#### Stated goal
Please reproduce every record, keeping each one exactly as written.

[Lines of data]
»»

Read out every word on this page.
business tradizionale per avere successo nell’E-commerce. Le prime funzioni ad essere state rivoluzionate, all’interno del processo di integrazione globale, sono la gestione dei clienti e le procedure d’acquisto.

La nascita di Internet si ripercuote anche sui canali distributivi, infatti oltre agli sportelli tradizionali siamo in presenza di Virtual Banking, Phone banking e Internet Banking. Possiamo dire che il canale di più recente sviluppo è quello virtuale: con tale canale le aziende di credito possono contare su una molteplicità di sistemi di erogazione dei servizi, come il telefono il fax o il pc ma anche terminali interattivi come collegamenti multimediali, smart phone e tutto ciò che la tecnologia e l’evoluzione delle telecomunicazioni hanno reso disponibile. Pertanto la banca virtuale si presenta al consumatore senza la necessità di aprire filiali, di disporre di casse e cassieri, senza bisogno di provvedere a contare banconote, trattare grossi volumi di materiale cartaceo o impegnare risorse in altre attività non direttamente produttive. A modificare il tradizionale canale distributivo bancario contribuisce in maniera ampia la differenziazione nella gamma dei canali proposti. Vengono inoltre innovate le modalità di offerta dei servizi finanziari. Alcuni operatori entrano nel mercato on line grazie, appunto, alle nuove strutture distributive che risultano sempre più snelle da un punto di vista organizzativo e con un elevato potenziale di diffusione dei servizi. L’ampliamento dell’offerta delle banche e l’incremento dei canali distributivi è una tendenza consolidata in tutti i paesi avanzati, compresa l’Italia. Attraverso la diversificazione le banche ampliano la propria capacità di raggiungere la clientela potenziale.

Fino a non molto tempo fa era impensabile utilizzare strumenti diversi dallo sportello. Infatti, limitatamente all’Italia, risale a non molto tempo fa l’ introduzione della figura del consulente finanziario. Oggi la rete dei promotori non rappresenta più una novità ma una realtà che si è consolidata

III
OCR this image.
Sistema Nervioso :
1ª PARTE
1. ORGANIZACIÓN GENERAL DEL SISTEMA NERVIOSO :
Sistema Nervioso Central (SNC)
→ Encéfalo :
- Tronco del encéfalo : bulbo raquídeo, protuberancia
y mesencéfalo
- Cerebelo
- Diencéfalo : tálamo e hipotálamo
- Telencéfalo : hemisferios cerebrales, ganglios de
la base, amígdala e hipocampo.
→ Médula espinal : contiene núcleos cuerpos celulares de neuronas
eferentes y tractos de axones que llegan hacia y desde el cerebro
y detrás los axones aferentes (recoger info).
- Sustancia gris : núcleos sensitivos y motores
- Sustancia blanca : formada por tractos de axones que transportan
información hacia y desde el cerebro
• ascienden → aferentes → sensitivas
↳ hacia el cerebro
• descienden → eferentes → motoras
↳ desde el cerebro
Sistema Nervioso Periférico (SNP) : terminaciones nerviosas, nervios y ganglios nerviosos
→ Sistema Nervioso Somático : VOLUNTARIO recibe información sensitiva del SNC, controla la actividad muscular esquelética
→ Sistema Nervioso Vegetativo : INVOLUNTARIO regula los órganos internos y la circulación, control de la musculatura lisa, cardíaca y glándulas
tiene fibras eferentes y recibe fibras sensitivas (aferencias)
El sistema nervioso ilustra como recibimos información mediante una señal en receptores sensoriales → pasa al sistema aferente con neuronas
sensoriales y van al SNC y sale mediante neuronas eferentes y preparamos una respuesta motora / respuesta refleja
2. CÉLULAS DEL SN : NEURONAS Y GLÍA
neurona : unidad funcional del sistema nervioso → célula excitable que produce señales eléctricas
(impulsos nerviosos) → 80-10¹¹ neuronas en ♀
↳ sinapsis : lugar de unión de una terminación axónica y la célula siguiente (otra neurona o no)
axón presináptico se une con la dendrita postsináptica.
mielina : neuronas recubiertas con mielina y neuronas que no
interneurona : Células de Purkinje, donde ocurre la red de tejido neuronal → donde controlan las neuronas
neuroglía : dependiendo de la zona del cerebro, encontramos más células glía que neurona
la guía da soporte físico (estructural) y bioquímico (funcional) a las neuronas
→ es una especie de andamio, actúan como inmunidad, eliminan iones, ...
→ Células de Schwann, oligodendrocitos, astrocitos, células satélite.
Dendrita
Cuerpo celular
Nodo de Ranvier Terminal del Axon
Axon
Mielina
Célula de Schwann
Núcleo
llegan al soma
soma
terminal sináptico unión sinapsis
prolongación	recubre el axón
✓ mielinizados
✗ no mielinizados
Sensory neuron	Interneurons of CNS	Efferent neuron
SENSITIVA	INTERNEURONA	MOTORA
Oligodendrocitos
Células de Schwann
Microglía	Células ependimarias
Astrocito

««

#### Answer to this exercise
Read out every word on this page.
business tradizionale per avere successo nell’E-commerce. Le prime funzioni ad essere state rivoluzionate, all’interno del processo di integrazione globale, sono la gestione dei clienti e le procedure d’acquisto.

La nascita di Internet si ripercuote anche sui canali distributivi, infatti oltre agli sportelli tradizionali siamo in presenza di Virtual Banking, Phone banking e Internet Banking. Possiamo dire che il canale di più recente sviluppo è quello virtuale: con tale canale le aziende di credito possono contare su una molteplicità di sistemi di erogazione dei servizi, come il telefono il fax o il pc ma anche terminali interattivi come collegamenti multimediali, smart phone e tutto ciò che la tecnologia e l’evoluzione delle telecomunicazioni hanno reso disponibile. Pertanto la banca virtuale si presenta al consumatore senza la necessità di aprire filiali, di disporre di casse e cassieri, senza bisogno di provvedere a contare banconote, trattare grossi volumi di materiale cartaceo o impegnare risorse in altre attività non direttamente produttive. A modificare il tradizionale canale distributivo bancario contribuisce in maniera ampia la differenziazione nella gamma dei canali proposti. Vengono inoltre innovate le modalità di offerta dei servizi finanziari. Alcuni operatori entrano nel mercato on line grazie, appunto, alle nuove strutture distributive che risultano sempre più snelle da un punto di vista organizzativo e con un elevato potenziale di diffusione dei servizi. L’ampliamento dell’offerta delle banche e l’incremento dei canali distributivi è una tendenza consolidata in tutti i paesi avanzati, compresa l’Italia. Attraverso la diversificazione le banche ampliano la propria capacità di raggiungere la clientela potenziale.

Fino a non molto tempo fa era impensabile utilizzare strumenti diversi dallo sportello. Infatti, limitatamente all’Italia, risale a non molto tempo fa l’ introduzione della figura del consulente finanziario. Oggi la rete dei promotori non rappresenta più una novità ma una realtà che si è consolidata

III
OCR this image.
Sistema Nervioso :
1ª PARTE
1. ORGANIZACIÓN GENERAL DEL SISTEMA NERVIOSO :
Sistema Nervioso Central (SNC)
→ Encéfalo :
- Tronco del encéfalo : bulbo raquídeo, protuberancia
y mesencéfalo
- Cerebelo
- Diencéfalo : tálamo e hipotálamo
- Telencéfalo : hemisferios cerebrales, ganglios de
la base, amígdala e hipocampo.
→ Médula espinal : contiene núcleos cuerpos celulares de neuronas
eferentes y tractos de axones que llegan hacia y desde el cerebro
y detrás los axones aferentes (recoger info).
- Sustancia gris : núcleos sensitivos y motores
- Sustancia blanca : formada por tractos de axones que transportan
información hacia y desde el cerebro
• ascienden → aferentes → sensitivas
↳ hacia el cerebro
• descienden → eferentes → motoras
↳ desde el cerebro
Sistema Nervioso Periférico (SNP) : terminaciones nerviosas, nervios y ganglios nerviosos
→ Sistema Nervioso Somático : VOLUNTARIO recibe información sensitiva del SNC, controla la actividad muscular esquelética
→ Sistema Nervioso Vegetativo : INVOLUNTARIO regula los órganos internos y la circulación, control de la musculatura lisa, cardíaca y glándulas
tiene fibras eferentes y recibe fibras sensitivas (aferencias)
El sistema nervioso ilustra como recibimos información mediante una señal en receptores sensoriales → pasa al sistema aferente con neuronas
sensoriales y van al SNC y sale mediante neuronas eferentes y preparamos una respuesta motora / respuesta refleja
2. CÉLULAS DEL SN : NEURONAS Y GLÍA
neurona : unidad funcional del sistema nervioso → célula excitable que produce señales eléctricas
(impulsos nerviosos) → 80-10¹¹ neuronas en ♀
↳ sinapsis : lugar de unión de una terminación axónica y la célula siguiente (otra neurona o no)
axón presináptico se une con la dendrita postsináptica.
mielina : neuronas recubiertas con mielina y neuronas que no
interneurona : Células de Purkinje, donde ocurre la red de tejido neuronal → donde controlan las neuronas
neuroglía : dependiendo de la zona del cerebro, encontramos más células glía que neurona
la guía da soporte físico (estructural) y bioquímico (funcional) a las neuronas
→ es una especie de andamio, actúan como inmunidad, eliminan iones, ...
→ Células de Schwann, oligodendrocitos, astrocitos, células satélite.
Dendrita
Cuerpo celular
Nodo de Ranvier Terminal del Axon
Axon
Mielina
Célula de Schwann
Núcleo
llegan al soma
soma
terminal sináptico unión sinapsis
prolongación	recubre el axón
✓ mielinizados
✗ no mielinizados
Sensory neuron	Interneurons of CNS	Efferent neuron
SENSITIVA	INTERNEURONA	MOTORA
Oligodendrocitos
Células de Schwann
Microglía	Células ependimarias
Astrocito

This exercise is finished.